▶ _Your goal_: From the line that holds "Extract the structured" down to the last line of the listing below, reproduce each line exactly and nothing more, omitting pictures.

▶ _Task data_:
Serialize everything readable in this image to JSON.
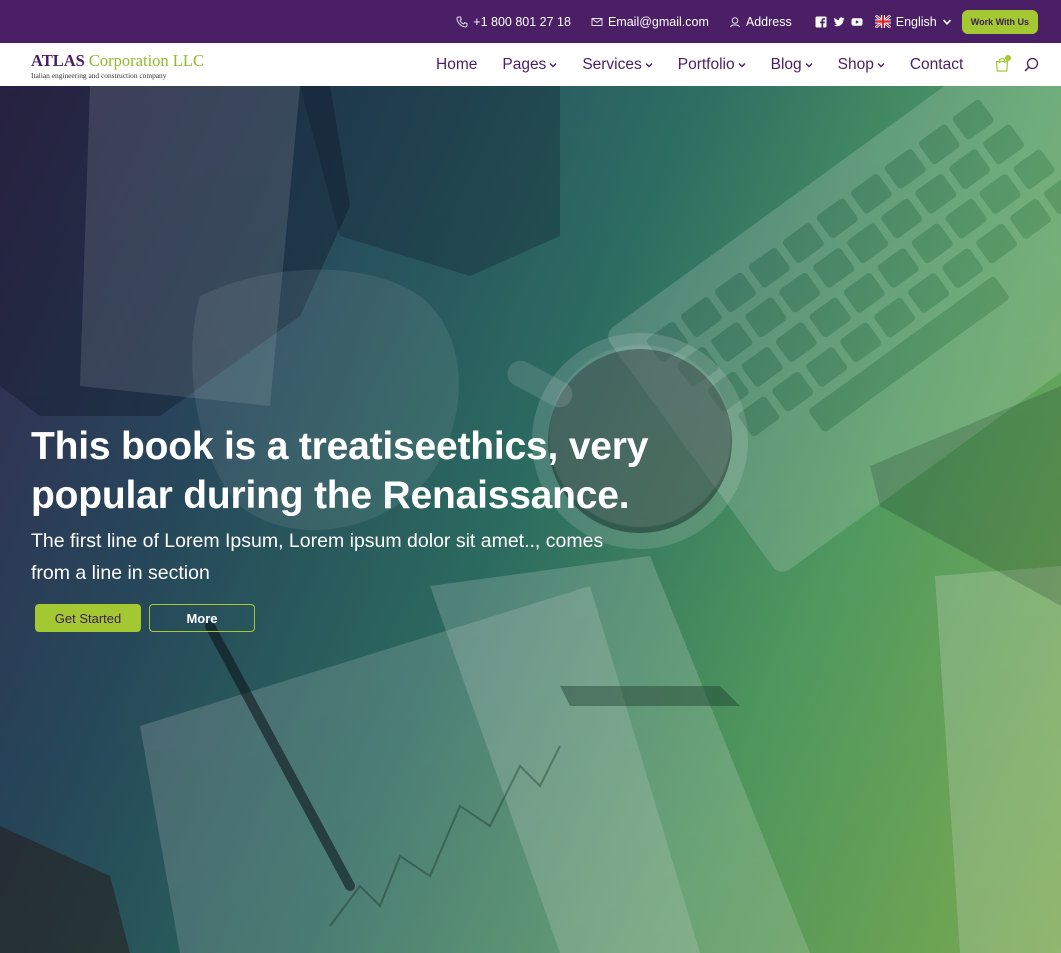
{
  "topbar": {
    "phone": "+1 800 801 27 18",
    "email": "Email@gmail.com",
    "address": "Address",
    "language": "English",
    "cta": "Work With Us",
    "icons": [
      "phone-icon",
      "mail-icon",
      "location-icon",
      "facebook-icon",
      "twitter-icon",
      "youtube-icon",
      "uk-flag-icon",
      "chevron-down-icon"
    ]
  },
  "brand": {
    "name": "ATLAS",
    "name_accent": "Corporation LLC",
    "tagline": "Italian engineering and construction company"
  },
  "nav": {
    "items": [
      {
        "label": "Home",
        "dropdown": false
      },
      {
        "label": "Pages",
        "dropdown": true
      },
      {
        "label": "Services",
        "dropdown": true
      },
      {
        "label": "Portfolio",
        "dropdown": true
      },
      {
        "label": "Blog",
        "dropdown": true
      },
      {
        "label": "Shop",
        "dropdown": true
      },
      {
        "label": "Contact",
        "dropdown": false
      }
    ],
    "icons": [
      "cart-icon",
      "search-icon"
    ]
  },
  "hero": {
    "title_line1": "This book is a treatiseethics, very",
    "title_line2": "popular during the Renaissance.",
    "subtitle_line1": "The first line of Lorem Ipsum, Lorem ipsum dolor sit amet.., comes",
    "subtitle_line2": "from a line in section",
    "primary_button": "Get Started",
    "secondary_button": "More"
  },
  "colors": {
    "topbar": "#4a1f66",
    "accent": "#a4c832",
    "nav_text": "#4a1f66",
    "hero_start": "#3a2a55",
    "hero_end": "#8cc35b"
  }
}
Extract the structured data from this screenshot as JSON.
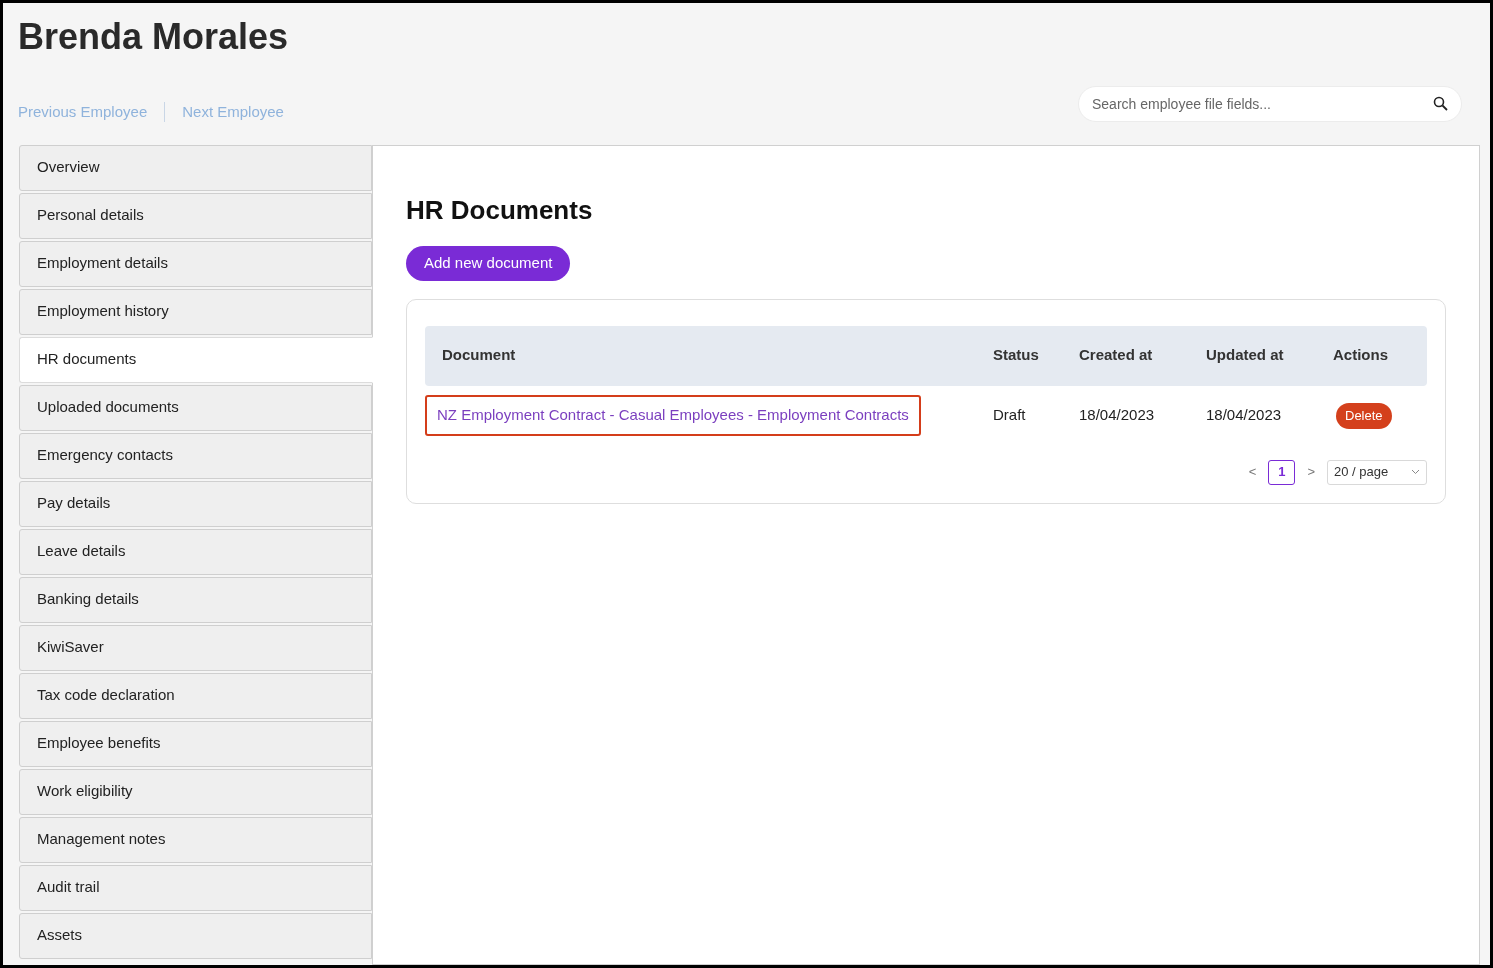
{
  "employee_name": "Brenda Morales",
  "nav_links": [
    "Previous Employee",
    "Next Employee"
  ],
  "search": {
    "placeholder": "Search employee file fields..."
  },
  "sidebar": {
    "items": [
      {
        "label": "Overview",
        "selected": false
      },
      {
        "label": "Personal details",
        "selected": false
      },
      {
        "label": "Employment details",
        "selected": false
      },
      {
        "label": "Employment history",
        "selected": false
      },
      {
        "label": "HR documents",
        "selected": true
      },
      {
        "label": "Uploaded documents",
        "selected": false
      },
      {
        "label": "Emergency contacts",
        "selected": false
      },
      {
        "label": "Pay details",
        "selected": false
      },
      {
        "label": "Leave details",
        "selected": false
      },
      {
        "label": "Banking details",
        "selected": false
      },
      {
        "label": "KiwiSaver",
        "selected": false
      },
      {
        "label": "Tax code declaration",
        "selected": false
      },
      {
        "label": "Employee benefits",
        "selected": false
      },
      {
        "label": "Work eligibility",
        "selected": false
      },
      {
        "label": "Management notes",
        "selected": false
      },
      {
        "label": "Audit trail",
        "selected": false
      },
      {
        "label": "Assets",
        "selected": false
      }
    ]
  },
  "main": {
    "title": "HR Documents",
    "add_button": "Add new document",
    "table": {
      "columns": [
        "Document",
        "Status",
        "Created at",
        "Updated at",
        "Actions"
      ],
      "rows": [
        {
          "document": "NZ Employment Contract - Casual Employees - Employment Contracts",
          "highlighted": true,
          "status": "Draft",
          "created_at": "18/04/2023",
          "updated_at": "18/04/2023",
          "action": "Delete"
        }
      ]
    },
    "pagination": {
      "prev": "<",
      "pages": [
        {
          "label": "1",
          "selected": true
        }
      ],
      "next": ">",
      "page_size": "20 / page"
    }
  }
}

▶ _Response to this task_:
Extract the structured data from this screenshot as JSON.
{
  "employee_name": "Brenda Morales",
  "nav_links": [
    "Previous Employee",
    "Next Employee"
  ],
  "search": {
    "placeholder": "Search employee file fields..."
  },
  "sidebar": {
    "items": [
      {
        "label": "Overview",
        "selected": false
      },
      {
        "label": "Personal details",
        "selected": false
      },
      {
        "label": "Employment details",
        "selected": false
      },
      {
        "label": "Employment history",
        "selected": false
      },
      {
        "label": "HR documents",
        "selected": true
      },
      {
        "label": "Uploaded documents",
        "selected": false
      },
      {
        "label": "Emergency contacts",
        "selected": false
      },
      {
        "label": "Pay details",
        "selected": false
      },
      {
        "label": "Leave details",
        "selected": false
      },
      {
        "label": "Banking details",
        "selected": false
      },
      {
        "label": "KiwiSaver",
        "selected": false
      },
      {
        "label": "Tax code declaration",
        "selected": false
      },
      {
        "label": "Employee benefits",
        "selected": false
      },
      {
        "label": "Work eligibility",
        "selected": false
      },
      {
        "label": "Management notes",
        "selected": false
      },
      {
        "label": "Audit trail",
        "selected": false
      },
      {
        "label": "Assets",
        "selected": false
      }
    ]
  },
  "main": {
    "title": "HR Documents",
    "add_button": "Add new document",
    "table": {
      "columns": [
        "Document",
        "Status",
        "Created at",
        "Updated at",
        "Actions"
      ],
      "rows": [
        {
          "document": "NZ Employment Contract - Casual Employees - Employment Contracts",
          "highlighted": true,
          "status": "Draft",
          "created_at": "18/04/2023",
          "updated_at": "18/04/2023",
          "action": "Delete"
        }
      ]
    },
    "pagination": {
      "prev": "<",
      "pages": [
        {
          "label": "1",
          "selected": true
        }
      ],
      "next": ">",
      "page_size": "20 / page"
    }
  }
}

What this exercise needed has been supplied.